▸ **REQUIRED TASK**
Copy out each line below that has the word "name" in it.

▸ **PROVIDED MATERIAL**
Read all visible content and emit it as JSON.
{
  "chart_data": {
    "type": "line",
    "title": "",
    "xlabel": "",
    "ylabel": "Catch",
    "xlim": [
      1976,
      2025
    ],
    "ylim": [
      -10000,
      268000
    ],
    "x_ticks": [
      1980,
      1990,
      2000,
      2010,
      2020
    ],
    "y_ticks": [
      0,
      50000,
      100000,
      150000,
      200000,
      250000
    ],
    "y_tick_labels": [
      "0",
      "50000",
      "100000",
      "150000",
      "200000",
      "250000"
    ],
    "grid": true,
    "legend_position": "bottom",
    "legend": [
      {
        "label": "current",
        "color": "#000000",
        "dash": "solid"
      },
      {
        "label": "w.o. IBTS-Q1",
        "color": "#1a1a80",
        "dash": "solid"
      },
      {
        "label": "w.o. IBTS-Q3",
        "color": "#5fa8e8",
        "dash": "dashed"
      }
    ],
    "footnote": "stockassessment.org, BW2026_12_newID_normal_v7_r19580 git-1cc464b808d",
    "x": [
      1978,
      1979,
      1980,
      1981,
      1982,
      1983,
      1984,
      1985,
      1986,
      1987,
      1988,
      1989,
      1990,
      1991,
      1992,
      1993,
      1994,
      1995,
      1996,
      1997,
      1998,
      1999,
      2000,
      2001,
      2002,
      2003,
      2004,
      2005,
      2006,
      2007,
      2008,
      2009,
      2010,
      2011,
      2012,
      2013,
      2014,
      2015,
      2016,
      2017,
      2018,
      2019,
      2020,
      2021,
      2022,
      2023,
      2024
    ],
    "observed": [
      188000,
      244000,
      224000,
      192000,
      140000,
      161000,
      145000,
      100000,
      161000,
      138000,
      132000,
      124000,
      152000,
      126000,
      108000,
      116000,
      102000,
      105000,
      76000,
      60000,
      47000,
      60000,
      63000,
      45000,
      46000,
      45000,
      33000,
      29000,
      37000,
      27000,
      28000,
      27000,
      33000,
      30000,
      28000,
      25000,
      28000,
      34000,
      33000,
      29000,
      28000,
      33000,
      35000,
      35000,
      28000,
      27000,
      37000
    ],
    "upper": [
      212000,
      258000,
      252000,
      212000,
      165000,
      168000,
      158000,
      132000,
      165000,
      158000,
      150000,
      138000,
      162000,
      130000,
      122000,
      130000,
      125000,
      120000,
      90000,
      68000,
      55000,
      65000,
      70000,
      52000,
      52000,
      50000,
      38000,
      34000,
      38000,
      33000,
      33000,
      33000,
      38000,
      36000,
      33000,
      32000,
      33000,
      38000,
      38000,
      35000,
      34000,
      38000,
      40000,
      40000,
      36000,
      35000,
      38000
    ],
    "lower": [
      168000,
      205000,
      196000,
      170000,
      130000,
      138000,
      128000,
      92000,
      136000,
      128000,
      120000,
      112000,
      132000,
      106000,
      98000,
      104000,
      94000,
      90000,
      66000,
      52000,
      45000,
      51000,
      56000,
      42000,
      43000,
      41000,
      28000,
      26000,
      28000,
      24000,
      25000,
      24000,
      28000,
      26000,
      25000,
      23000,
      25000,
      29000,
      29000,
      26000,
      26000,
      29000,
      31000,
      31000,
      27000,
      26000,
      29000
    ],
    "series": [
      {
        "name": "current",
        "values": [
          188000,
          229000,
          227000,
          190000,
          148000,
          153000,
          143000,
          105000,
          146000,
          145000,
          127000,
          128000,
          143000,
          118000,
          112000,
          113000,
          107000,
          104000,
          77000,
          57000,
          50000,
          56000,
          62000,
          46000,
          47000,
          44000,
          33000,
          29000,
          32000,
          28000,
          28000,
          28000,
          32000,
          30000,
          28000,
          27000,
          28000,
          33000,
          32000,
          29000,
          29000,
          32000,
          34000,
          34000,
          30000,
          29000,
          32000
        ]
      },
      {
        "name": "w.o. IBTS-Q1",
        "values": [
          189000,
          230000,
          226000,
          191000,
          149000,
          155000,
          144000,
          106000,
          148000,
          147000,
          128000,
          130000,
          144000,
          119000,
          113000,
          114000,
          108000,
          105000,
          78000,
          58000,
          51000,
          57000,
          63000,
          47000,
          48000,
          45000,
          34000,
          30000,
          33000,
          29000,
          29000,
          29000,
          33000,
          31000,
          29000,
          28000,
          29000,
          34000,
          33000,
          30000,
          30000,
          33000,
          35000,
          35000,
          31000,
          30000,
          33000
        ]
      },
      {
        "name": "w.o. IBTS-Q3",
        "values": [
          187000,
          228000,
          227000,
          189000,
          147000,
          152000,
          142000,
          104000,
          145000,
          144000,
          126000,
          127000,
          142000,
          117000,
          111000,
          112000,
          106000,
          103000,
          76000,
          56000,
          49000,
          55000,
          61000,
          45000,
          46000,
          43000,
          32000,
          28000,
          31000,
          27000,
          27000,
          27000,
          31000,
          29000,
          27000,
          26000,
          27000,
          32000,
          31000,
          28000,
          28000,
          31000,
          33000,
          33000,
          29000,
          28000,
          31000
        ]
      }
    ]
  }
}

▸ **ANSWER TO THE PROBLEM**
        "name": "current",
        "name": "w.o. IBTS-Q1",
        "name": "w.o. IBTS-Q3",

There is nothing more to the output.